▸ **Collected data**:
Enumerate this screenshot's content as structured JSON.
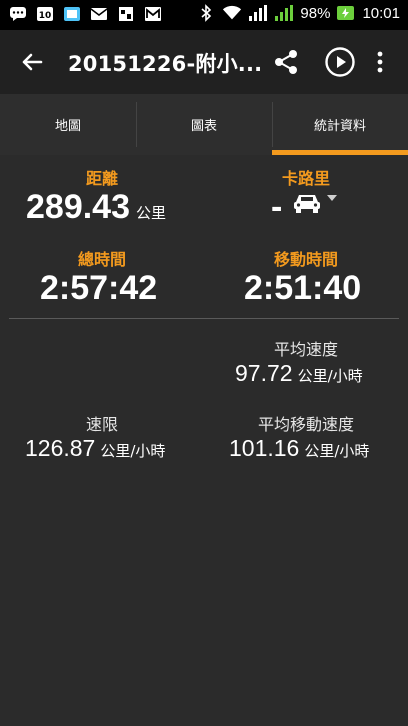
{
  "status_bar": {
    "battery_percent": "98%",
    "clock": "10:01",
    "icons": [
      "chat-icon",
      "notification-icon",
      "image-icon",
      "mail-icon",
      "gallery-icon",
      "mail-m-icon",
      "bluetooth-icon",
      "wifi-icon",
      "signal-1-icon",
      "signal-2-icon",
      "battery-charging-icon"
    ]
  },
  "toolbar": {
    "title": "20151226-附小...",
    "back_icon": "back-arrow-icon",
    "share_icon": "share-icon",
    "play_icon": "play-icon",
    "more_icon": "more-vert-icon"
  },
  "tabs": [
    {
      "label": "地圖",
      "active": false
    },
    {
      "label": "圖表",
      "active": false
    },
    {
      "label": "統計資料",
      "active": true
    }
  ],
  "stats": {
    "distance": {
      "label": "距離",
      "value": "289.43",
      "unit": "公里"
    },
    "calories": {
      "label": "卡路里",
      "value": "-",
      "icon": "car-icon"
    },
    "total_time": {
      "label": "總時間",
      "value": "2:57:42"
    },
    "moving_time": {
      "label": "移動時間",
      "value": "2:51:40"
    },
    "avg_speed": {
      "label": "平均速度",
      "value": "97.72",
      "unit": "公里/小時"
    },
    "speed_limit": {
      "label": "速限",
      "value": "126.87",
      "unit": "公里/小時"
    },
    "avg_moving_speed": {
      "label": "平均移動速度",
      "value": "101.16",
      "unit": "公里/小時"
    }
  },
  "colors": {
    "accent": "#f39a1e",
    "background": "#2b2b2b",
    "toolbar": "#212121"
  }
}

▸ **WHAT THE TASK REQUIRES**:
In your copy of the records, include no pictures; repeat everything else exactly.

▸ **WORKED SOLUTION**:
Enumerate this screenshot's content as structured JSON.
{
  "status_bar": {
    "battery_percent": "98%",
    "clock": "10:01",
    "icons": [
      "chat-icon",
      "notification-icon",
      "image-icon",
      "mail-icon",
      "gallery-icon",
      "mail-m-icon",
      "bluetooth-icon",
      "wifi-icon",
      "signal-1-icon",
      "signal-2-icon",
      "battery-charging-icon"
    ]
  },
  "toolbar": {
    "title": "20151226-附小...",
    "back_icon": "back-arrow-icon",
    "share_icon": "share-icon",
    "play_icon": "play-icon",
    "more_icon": "more-vert-icon"
  },
  "tabs": [
    {
      "label": "地圖",
      "active": false
    },
    {
      "label": "圖表",
      "active": false
    },
    {
      "label": "統計資料",
      "active": true
    }
  ],
  "stats": {
    "distance": {
      "label": "距離",
      "value": "289.43",
      "unit": "公里"
    },
    "calories": {
      "label": "卡路里",
      "value": "-",
      "icon": "car-icon"
    },
    "total_time": {
      "label": "總時間",
      "value": "2:57:42"
    },
    "moving_time": {
      "label": "移動時間",
      "value": "2:51:40"
    },
    "avg_speed": {
      "label": "平均速度",
      "value": "97.72",
      "unit": "公里/小時"
    },
    "speed_limit": {
      "label": "速限",
      "value": "126.87",
      "unit": "公里/小時"
    },
    "avg_moving_speed": {
      "label": "平均移動速度",
      "value": "101.16",
      "unit": "公里/小時"
    }
  },
  "colors": {
    "accent": "#f39a1e",
    "background": "#2b2b2b",
    "toolbar": "#212121"
  }
}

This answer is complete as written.